We compared the performance (IOPS, CPU utilization, average latency,
and 99.99% tail latency) between workqueue and threaded interrupts and we are
seeing the same results under different workloads.

We will continue to evaluate the threaded interrupts design and if we will see
performance improvement we will change it in V5.

>
> > @@ -679,7 +780,7 @@ static int qedn_alloc_function_queues(struct qedn_ctx *qedn)

* [Stored data]:

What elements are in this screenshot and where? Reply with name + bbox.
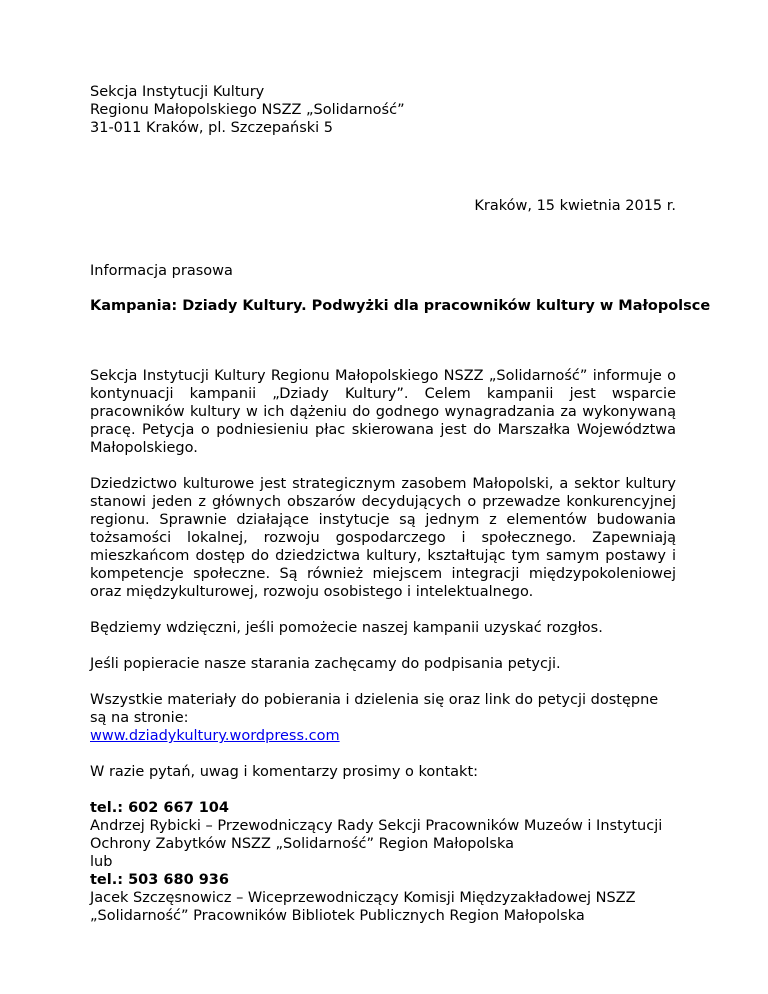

* [What is being asked]:
Continue the reply about workqueues versus threaded interrupts from where it stops.

* [Answer for this exercise]:
> >               chain_params.mode = QED_CHAIN_MODE_PBL,
> >               chain_params.cnt_type = QED_CHAIN_CNT_TYPE_U16,
> >               chain_params.num_elems = QEDN_FW_CQ_SIZE;
> > -             chain_params.elem_size = 64; /*Placeholder - sizeof(struct nvmetcp_fw_cqe)*/
> > +             chain_params.elem_size = sizeof(struct nvmetcp_fw_cqe);
> >
> >               rc = qed_ops->common->chain_alloc(qedn->cdev,
> >                                                 &fp_q->cq_chain,
> > @@ -708,8 +809,7 @@ static int qedn_alloc_function_queues(struct qedn_ctx *qedn)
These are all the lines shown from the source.